▶ **Written request**: Of all the lines in the material, how many contain the word "pagar"? State the number alone.

▶ **Stored records**:
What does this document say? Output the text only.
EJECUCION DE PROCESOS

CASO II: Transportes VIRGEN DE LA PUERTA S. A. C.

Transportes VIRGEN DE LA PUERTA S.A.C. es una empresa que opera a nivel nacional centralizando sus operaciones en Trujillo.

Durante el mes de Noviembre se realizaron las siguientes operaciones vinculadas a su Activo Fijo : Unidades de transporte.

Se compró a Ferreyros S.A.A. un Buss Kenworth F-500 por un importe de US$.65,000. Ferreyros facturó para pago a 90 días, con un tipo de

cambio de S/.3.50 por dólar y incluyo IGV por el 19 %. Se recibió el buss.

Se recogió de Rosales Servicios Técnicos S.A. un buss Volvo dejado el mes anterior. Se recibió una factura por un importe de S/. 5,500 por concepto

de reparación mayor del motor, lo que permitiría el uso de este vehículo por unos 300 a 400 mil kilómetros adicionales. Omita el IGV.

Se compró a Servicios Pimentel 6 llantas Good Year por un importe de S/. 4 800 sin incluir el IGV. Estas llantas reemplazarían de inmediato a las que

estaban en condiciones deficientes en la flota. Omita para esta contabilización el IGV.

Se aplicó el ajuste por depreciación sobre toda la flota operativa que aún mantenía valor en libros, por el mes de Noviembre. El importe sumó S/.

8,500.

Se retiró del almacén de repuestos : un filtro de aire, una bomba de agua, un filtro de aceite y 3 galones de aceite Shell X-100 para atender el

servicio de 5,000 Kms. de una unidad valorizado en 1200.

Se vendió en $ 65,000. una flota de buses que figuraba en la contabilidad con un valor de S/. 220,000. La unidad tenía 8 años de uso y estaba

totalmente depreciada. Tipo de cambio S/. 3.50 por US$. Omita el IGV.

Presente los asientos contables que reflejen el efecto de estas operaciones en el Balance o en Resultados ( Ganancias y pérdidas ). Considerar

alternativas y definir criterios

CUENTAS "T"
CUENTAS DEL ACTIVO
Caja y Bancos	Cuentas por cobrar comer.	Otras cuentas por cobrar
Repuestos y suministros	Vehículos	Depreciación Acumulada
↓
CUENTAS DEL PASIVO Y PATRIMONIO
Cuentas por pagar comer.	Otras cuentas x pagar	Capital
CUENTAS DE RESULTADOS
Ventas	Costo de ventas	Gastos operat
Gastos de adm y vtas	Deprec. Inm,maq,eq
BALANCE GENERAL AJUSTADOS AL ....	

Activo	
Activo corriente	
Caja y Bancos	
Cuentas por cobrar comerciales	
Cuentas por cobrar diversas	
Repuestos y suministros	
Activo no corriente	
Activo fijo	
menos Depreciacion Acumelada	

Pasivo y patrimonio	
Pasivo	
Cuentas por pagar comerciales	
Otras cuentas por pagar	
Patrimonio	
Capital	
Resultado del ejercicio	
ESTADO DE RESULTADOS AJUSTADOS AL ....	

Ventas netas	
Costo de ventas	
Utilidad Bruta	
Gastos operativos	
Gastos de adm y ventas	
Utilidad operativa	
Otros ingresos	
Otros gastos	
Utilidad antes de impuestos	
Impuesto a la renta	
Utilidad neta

▶ **Exercise solution**: 3